### Input for this task
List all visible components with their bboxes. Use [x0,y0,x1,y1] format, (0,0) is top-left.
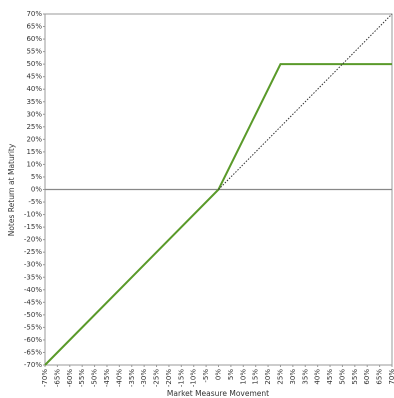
y-tick-label: 45% [26,73,42,81]
x-tick-label: -70% [41,369,49,387]
y-tick-label: 15% [26,148,42,156]
x-tick-label: -5% [202,369,210,383]
y-tick-label: 35% [26,98,42,106]
x-tick-label: 40% [314,369,322,385]
y-tick-label: -30% [24,261,42,269]
x-tick-label: 15% [252,369,260,385]
x-tick-label: 10% [239,369,247,385]
x-tick-label: 35% [301,369,309,385]
y-tick-label: -15% [24,223,42,231]
x-tick-label: -35% [128,369,136,387]
y-tick-label: 40% [26,85,42,93]
x-tick-label: -25% [153,369,161,387]
y-tick-label: 55% [26,48,42,56]
x-tick-label: 5% [227,369,235,380]
x-tick-label: -10% [190,369,198,387]
y-tick-label: 25% [26,123,42,131]
y-tick-label: 5% [31,173,42,181]
y-tick-label: 0% [31,186,42,194]
x-tick-label: -40% [115,369,123,387]
x-tick-label: 65% [376,369,384,385]
y-tick-label: 60% [26,35,42,43]
y-tick-label: -60% [24,336,42,344]
x-tick-label: -30% [140,369,148,387]
y-axis-title: Notes Return at Maturity [7,143,16,236]
x-tick-label: 60% [363,369,371,385]
y-tick-label: -35% [24,273,42,281]
y-tick-label: -5% [28,198,42,206]
y-tick-label: -10% [24,211,42,219]
y-tick-label: -55% [24,323,42,331]
x-tick-label: -50% [91,369,99,387]
x-tick-label: 55% [351,369,359,385]
x-axis-title: Market Measure Movement [167,389,269,398]
y-tick-label: -70% [24,361,42,369]
x-tick-label: 25% [276,369,284,385]
y-tick-label: 50% [26,60,42,68]
x-tick-label: 45% [326,369,334,385]
x-tick-label: -60% [66,369,74,387]
y-tick-label: 10% [26,160,42,168]
x-tick-label: -45% [103,369,111,387]
y-tick-label: -25% [24,248,42,256]
x-tick-label: -55% [78,369,86,387]
x-tick-label: -65% [53,369,61,387]
series-line [44,63,392,366]
y-tick-label: -40% [24,286,42,294]
y-tick-label: 65% [26,23,42,31]
series-line [218,13,393,190]
x-tick-label: 70% [388,369,394,385]
x-tick-label: 20% [264,369,272,385]
y-tick-label: 30% [26,110,42,118]
y-tick-label: 20% [26,135,42,143]
x-tick-label: 50% [338,369,346,385]
x-tick-label: 0% [215,369,223,380]
x-tick-label: -20% [165,369,173,387]
y-tick-label: -50% [24,311,42,319]
x-tick-label: 30% [289,369,297,385]
y-tick-label: -20% [24,236,42,244]
y-tick-label: -45% [24,298,42,306]
y-tick-label: 70% [26,10,42,18]
x-tick-label: -15% [177,369,185,387]
y-tick-label: -65% [24,348,42,356]
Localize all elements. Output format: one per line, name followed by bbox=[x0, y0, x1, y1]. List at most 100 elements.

### Challenge
Please quote every line above word for word, leaving out any picture.

### Exercise answer
List all visible components with their bboxes. Use [x0,y0,x1,y1] format, (0,0) is top-left.
y-tick-label: 45% [26,73,42,81]
x-tick-label: -70% [41,369,49,387]
y-tick-label: 15% [26,148,42,156]
x-tick-label: -5% [202,369,210,383]
y-tick-label: 35% [26,98,42,106]
x-tick-label: 40% [314,369,322,385]
y-tick-label: -30% [24,261,42,269]
x-tick-label: 15% [252,369,260,385]
x-tick-label: 10% [239,369,247,385]
x-tick-label: 35% [301,369,309,385]
y-tick-label: -15% [24,223,42,231]
x-tick-label: -35% [128,369,136,387]
y-tick-label: 40% [26,85,42,93]
x-tick-label: -25% [153,369,161,387]
y-tick-label: 55% [26,48,42,56]
x-tick-label: 5% [227,369,235,380]
x-tick-label: -10% [190,369,198,387]
y-tick-label: 25% [26,123,42,131]
y-tick-label: 5% [31,173,42,181]
y-tick-label: 0% [31,186,42,194]
x-tick-label: -40% [115,369,123,387]
x-tick-label: 65% [376,369,384,385]
y-tick-label: 60% [26,35,42,43]
y-tick-label: -60% [24,336,42,344]
x-tick-label: -30% [140,369,148,387]
y-axis-title: Notes Return at Maturity [7,143,16,236]
x-tick-label: 60% [363,369,371,385]
y-tick-label: -35% [24,273,42,281]
y-tick-label: -5% [28,198,42,206]
y-tick-label: -10% [24,211,42,219]
y-tick-label: -55% [24,323,42,331]
x-tick-label: -50% [91,369,99,387]
x-tick-label: 55% [351,369,359,385]
x-axis-title: Market Measure Movement [167,389,269,398]
y-tick-label: -70% [24,361,42,369]
x-tick-label: 25% [276,369,284,385]
y-tick-label: 50% [26,60,42,68]
x-tick-label: 45% [326,369,334,385]
x-tick-label: -60% [66,369,74,387]
y-tick-label: 10% [26,160,42,168]
x-tick-label: -45% [103,369,111,387]
y-tick-label: -25% [24,248,42,256]
x-tick-label: -55% [78,369,86,387]
x-tick-label: -65% [53,369,61,387]
series-line [44,63,392,366]
y-tick-label: -40% [24,286,42,294]
y-tick-label: 65% [26,23,42,31]
series-line [218,13,393,190]
x-tick-label: 70% [388,369,394,385]
x-tick-label: 20% [264,369,272,385]
y-tick-label: 30% [26,110,42,118]
y-tick-label: 20% [26,135,42,143]
x-tick-label: 50% [338,369,346,385]
x-tick-label: 0% [215,369,223,380]
x-tick-label: -20% [165,369,173,387]
y-tick-label: -50% [24,311,42,319]
x-tick-label: 30% [289,369,297,385]
y-tick-label: -20% [24,236,42,244]
y-tick-label: -45% [24,298,42,306]
y-tick-label: 70% [26,10,42,18]
x-tick-label: -15% [177,369,185,387]
y-tick-label: -65% [24,348,42,356]
Localize all elements. Output format: one per line, name followed by bbox=[x0, y0, x1, y1]. List at most 100 elements.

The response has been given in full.